■ Stated goal
Look through the material below. Copy every line with the string "JSON" in it.

====== The input ======

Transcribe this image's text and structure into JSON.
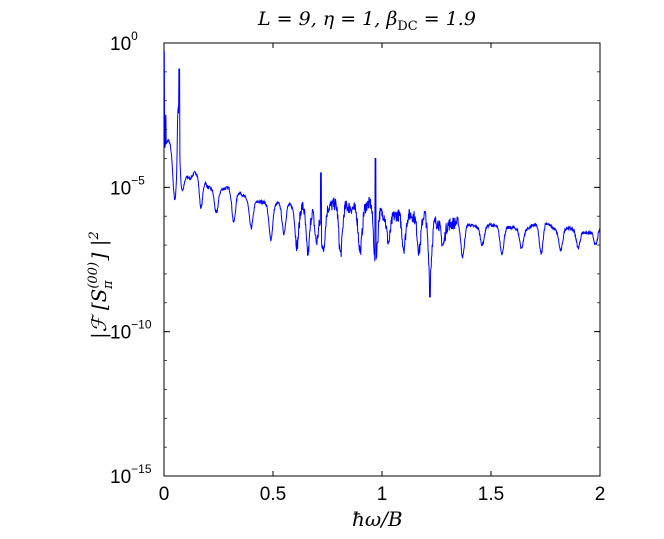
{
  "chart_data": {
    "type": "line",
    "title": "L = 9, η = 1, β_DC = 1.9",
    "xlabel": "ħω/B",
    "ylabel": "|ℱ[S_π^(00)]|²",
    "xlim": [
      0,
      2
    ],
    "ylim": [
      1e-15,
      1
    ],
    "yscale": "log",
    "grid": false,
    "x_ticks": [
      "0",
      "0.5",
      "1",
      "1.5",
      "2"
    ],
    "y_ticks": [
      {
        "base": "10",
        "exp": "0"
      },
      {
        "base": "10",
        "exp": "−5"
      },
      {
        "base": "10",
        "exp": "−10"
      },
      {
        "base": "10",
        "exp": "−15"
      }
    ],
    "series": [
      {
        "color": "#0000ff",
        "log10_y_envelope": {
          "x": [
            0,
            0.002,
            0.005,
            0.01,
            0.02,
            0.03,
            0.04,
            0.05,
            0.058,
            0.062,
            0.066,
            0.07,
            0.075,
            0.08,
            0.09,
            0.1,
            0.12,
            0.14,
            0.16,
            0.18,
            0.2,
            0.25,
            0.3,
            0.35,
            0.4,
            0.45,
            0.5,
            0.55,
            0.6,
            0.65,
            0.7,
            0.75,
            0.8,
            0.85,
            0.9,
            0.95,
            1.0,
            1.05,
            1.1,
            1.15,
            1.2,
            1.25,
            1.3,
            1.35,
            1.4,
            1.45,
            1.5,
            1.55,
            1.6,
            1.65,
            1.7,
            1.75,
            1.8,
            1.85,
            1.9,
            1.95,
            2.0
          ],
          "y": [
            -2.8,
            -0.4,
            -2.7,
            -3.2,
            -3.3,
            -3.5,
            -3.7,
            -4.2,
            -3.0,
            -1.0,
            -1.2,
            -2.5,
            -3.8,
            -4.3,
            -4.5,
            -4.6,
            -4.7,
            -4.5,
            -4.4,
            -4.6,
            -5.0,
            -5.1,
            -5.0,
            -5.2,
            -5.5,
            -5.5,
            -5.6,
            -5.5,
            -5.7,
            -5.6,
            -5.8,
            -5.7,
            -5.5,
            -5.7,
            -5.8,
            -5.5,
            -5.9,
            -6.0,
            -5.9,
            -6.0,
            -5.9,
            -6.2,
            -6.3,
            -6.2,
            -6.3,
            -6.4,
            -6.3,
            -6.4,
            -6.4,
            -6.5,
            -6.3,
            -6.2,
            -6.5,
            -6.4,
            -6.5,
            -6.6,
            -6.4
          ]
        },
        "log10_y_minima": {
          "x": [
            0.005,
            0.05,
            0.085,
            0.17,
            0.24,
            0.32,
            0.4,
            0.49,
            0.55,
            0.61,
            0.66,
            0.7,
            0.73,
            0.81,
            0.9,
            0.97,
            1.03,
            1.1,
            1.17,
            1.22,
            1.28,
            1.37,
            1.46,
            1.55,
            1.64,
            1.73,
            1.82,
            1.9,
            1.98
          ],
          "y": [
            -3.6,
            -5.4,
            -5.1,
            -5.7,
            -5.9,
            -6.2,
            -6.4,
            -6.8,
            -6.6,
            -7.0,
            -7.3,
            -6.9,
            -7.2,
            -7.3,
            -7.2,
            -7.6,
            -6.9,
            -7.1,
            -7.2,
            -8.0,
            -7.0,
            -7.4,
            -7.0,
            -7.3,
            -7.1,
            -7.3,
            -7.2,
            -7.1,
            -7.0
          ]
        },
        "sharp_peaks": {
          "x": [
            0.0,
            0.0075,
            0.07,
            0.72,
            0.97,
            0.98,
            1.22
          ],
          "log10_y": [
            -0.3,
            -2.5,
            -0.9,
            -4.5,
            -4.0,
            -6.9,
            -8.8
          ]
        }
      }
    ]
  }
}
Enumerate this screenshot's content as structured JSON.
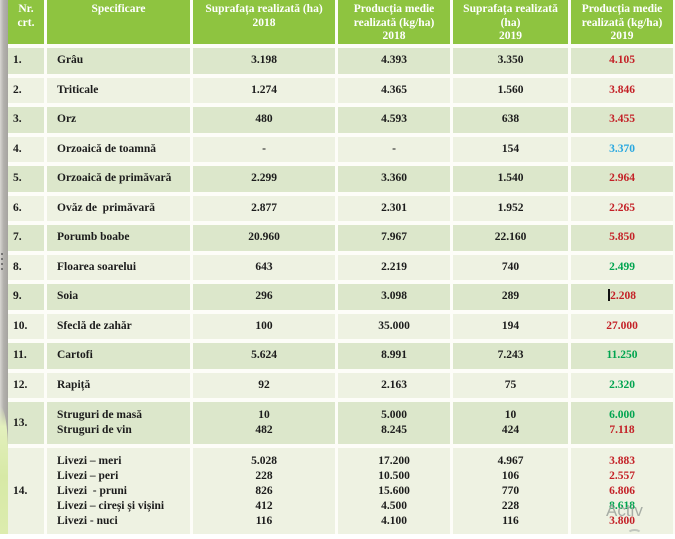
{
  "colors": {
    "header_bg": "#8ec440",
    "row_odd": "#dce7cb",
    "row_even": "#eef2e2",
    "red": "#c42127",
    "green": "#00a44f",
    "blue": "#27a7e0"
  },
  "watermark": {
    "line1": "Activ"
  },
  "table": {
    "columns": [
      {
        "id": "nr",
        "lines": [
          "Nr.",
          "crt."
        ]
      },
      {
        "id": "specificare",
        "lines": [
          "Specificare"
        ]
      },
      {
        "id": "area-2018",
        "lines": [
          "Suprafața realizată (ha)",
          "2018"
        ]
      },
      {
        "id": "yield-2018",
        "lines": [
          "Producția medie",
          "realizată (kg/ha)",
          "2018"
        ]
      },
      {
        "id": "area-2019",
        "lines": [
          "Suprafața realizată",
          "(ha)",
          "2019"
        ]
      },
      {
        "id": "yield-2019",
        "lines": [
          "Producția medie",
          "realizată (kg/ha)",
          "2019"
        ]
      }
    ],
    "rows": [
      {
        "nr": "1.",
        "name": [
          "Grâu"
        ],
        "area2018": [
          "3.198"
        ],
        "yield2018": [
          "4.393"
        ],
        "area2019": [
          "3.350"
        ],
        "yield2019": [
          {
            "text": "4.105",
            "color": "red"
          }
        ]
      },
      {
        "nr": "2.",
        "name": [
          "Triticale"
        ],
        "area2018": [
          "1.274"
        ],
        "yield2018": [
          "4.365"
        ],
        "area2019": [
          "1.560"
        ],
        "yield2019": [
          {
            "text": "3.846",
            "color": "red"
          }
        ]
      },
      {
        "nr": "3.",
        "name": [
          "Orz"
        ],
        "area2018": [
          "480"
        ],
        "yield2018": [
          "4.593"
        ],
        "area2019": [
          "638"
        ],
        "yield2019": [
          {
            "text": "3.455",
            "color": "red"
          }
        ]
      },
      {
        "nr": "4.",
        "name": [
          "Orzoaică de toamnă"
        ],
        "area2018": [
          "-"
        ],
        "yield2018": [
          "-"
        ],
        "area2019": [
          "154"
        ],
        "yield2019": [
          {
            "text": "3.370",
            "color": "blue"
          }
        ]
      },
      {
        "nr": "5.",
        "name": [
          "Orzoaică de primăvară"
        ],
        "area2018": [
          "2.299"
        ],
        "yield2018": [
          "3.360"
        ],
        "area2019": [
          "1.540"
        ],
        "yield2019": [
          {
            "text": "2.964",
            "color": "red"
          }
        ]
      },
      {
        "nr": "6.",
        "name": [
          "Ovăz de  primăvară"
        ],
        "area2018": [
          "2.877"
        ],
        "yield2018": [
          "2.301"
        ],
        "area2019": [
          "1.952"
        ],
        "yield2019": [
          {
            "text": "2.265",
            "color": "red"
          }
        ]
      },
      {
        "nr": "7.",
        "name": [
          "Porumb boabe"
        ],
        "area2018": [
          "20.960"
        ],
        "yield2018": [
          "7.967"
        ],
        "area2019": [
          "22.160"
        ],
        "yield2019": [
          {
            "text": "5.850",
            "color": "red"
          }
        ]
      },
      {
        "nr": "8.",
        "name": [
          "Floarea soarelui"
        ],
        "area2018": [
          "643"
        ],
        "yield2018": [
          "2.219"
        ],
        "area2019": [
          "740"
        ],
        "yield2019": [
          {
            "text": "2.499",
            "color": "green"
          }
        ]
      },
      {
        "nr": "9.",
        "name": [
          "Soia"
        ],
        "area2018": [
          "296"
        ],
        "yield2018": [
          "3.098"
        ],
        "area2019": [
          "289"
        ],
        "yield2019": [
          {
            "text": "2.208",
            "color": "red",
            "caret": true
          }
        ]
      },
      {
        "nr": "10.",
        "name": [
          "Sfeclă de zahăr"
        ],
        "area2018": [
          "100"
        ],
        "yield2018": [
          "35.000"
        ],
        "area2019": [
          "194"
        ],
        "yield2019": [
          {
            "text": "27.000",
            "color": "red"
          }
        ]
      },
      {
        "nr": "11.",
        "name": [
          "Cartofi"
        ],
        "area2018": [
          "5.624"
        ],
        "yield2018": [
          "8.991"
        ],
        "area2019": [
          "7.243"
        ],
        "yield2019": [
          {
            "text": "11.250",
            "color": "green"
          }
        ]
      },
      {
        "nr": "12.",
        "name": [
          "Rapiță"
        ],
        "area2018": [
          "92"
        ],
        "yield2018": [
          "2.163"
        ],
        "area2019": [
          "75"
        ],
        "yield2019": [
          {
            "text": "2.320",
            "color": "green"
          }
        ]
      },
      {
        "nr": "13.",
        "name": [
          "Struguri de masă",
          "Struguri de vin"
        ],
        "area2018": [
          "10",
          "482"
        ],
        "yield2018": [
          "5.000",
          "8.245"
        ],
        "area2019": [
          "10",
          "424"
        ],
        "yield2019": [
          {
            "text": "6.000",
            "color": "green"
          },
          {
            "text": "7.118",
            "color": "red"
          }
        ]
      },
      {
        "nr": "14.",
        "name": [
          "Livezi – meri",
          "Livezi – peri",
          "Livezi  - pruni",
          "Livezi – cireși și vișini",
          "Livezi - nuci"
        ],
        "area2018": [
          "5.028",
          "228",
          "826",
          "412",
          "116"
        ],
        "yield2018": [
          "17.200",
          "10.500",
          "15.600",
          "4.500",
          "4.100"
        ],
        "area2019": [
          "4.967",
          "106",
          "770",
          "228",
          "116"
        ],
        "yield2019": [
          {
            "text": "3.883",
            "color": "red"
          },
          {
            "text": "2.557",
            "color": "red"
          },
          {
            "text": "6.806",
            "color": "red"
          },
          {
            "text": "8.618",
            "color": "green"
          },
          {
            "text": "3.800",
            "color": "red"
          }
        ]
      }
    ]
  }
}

======

■ Correct output
Transcribe this image's text and structure into JSON.
Enumerate this screenshot's content as structured JSON.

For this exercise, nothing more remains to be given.